◆ **Data about app and page elements**:
^^^^^^^^

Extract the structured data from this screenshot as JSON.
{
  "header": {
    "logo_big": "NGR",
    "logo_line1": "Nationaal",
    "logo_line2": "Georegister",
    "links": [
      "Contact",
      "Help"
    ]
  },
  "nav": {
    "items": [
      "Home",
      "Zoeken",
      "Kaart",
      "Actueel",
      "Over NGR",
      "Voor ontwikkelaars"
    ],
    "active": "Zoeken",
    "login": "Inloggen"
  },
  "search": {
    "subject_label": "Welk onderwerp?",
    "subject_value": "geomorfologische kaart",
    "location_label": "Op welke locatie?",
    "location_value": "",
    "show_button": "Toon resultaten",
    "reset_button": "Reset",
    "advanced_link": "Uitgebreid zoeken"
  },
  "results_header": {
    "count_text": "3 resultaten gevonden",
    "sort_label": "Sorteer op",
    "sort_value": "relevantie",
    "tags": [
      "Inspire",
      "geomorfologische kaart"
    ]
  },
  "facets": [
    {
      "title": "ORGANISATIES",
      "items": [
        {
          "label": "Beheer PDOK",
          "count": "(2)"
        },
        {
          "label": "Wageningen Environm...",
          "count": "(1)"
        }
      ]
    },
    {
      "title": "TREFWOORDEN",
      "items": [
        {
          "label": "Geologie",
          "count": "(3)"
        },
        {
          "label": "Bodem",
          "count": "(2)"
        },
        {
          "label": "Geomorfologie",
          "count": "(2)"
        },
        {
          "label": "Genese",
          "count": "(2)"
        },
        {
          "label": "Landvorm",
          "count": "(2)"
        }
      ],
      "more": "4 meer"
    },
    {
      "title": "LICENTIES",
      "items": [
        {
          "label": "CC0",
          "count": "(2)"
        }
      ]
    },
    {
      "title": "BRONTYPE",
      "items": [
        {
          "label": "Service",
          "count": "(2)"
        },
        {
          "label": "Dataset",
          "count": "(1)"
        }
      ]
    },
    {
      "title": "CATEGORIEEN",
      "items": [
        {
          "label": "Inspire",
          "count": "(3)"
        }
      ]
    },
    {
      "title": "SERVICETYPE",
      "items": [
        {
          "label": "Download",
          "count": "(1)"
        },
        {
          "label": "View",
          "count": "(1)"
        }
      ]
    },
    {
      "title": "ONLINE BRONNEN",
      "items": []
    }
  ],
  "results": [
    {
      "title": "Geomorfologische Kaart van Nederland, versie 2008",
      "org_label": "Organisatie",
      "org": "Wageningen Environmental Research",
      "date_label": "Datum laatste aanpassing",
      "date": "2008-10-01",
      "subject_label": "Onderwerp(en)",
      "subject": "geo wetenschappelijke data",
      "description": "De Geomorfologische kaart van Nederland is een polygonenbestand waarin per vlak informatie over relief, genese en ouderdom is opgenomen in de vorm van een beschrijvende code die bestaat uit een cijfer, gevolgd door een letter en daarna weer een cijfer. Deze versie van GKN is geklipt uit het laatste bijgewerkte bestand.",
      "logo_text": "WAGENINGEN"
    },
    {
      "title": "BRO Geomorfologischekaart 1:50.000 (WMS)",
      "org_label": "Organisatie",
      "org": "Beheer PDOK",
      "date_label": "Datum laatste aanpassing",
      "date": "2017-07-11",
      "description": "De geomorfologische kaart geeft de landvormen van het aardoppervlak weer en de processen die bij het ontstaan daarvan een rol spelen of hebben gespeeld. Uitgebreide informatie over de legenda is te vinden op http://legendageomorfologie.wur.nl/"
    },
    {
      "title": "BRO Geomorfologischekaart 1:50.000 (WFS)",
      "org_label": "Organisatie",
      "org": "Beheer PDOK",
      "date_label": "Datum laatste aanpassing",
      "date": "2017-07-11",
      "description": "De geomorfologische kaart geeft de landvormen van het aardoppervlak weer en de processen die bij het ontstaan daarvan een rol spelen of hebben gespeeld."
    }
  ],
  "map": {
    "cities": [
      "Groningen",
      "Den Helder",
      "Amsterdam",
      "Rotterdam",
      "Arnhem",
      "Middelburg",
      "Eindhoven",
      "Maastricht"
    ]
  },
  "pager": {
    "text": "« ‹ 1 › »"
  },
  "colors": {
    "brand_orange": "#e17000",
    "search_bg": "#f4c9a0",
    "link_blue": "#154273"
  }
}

^^^^^^^^

Could you work out how many lines above contain the string "versie"? Answer with the number only.

2